(TASK DETAILS) Identify every line in the records below that contains the word "callgraph", and copy each of those lines.

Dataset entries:
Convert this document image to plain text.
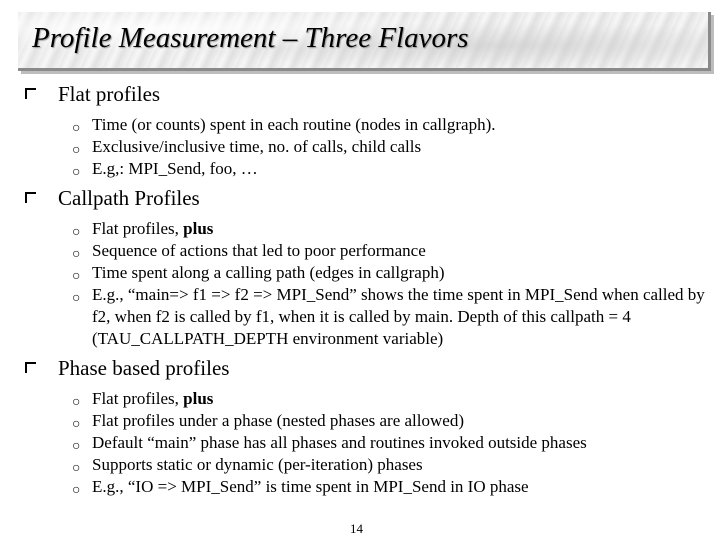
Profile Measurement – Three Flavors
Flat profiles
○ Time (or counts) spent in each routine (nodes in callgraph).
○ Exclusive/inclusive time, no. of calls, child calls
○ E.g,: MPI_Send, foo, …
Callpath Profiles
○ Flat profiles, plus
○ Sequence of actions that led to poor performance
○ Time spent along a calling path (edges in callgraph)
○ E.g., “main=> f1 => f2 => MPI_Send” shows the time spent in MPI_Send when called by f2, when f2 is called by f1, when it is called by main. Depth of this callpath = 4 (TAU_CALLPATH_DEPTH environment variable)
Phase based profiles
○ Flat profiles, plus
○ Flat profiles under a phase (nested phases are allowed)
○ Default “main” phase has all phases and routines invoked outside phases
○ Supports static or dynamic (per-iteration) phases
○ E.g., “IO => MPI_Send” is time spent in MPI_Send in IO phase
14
---
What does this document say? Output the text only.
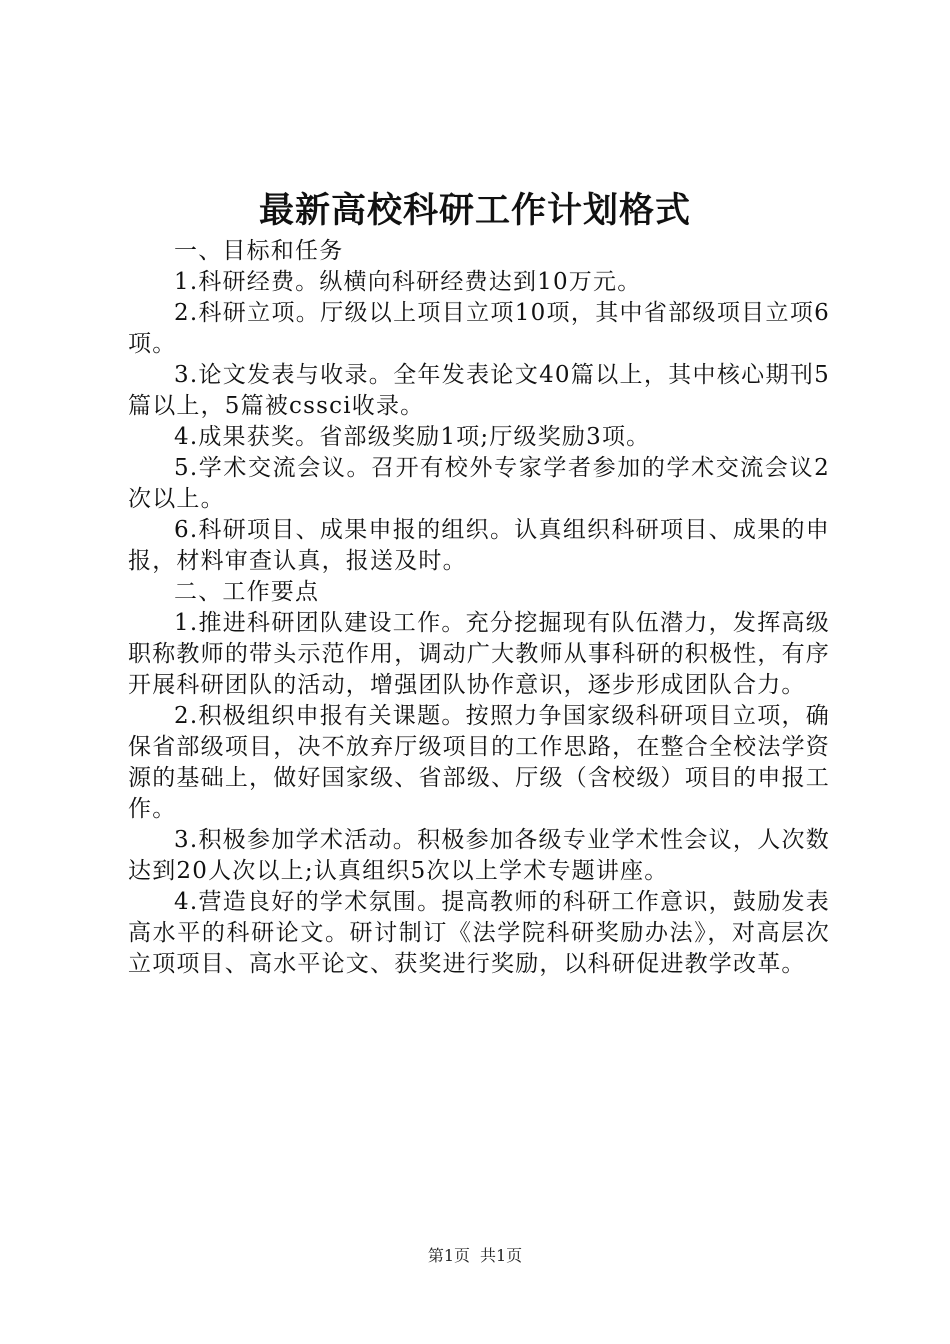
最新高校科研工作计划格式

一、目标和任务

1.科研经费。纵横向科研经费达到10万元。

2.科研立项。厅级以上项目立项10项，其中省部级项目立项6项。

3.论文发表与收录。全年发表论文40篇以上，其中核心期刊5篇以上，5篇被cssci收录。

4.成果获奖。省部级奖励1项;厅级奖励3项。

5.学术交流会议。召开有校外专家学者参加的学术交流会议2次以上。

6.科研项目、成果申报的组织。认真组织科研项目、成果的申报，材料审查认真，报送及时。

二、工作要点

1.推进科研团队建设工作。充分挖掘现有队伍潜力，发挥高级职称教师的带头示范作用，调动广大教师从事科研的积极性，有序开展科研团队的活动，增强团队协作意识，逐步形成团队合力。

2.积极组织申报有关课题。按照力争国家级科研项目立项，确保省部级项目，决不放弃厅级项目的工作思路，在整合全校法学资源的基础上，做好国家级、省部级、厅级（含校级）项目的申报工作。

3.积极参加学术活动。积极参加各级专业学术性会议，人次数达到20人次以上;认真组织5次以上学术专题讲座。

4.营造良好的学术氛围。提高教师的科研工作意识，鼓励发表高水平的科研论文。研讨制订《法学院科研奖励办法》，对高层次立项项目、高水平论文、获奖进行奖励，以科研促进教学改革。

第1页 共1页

(PROBLEM SOLUTION)
○ Time (or counts) spent in each routine (nodes in callgraph).
○ Time spent along a calling path (edges in callgraph)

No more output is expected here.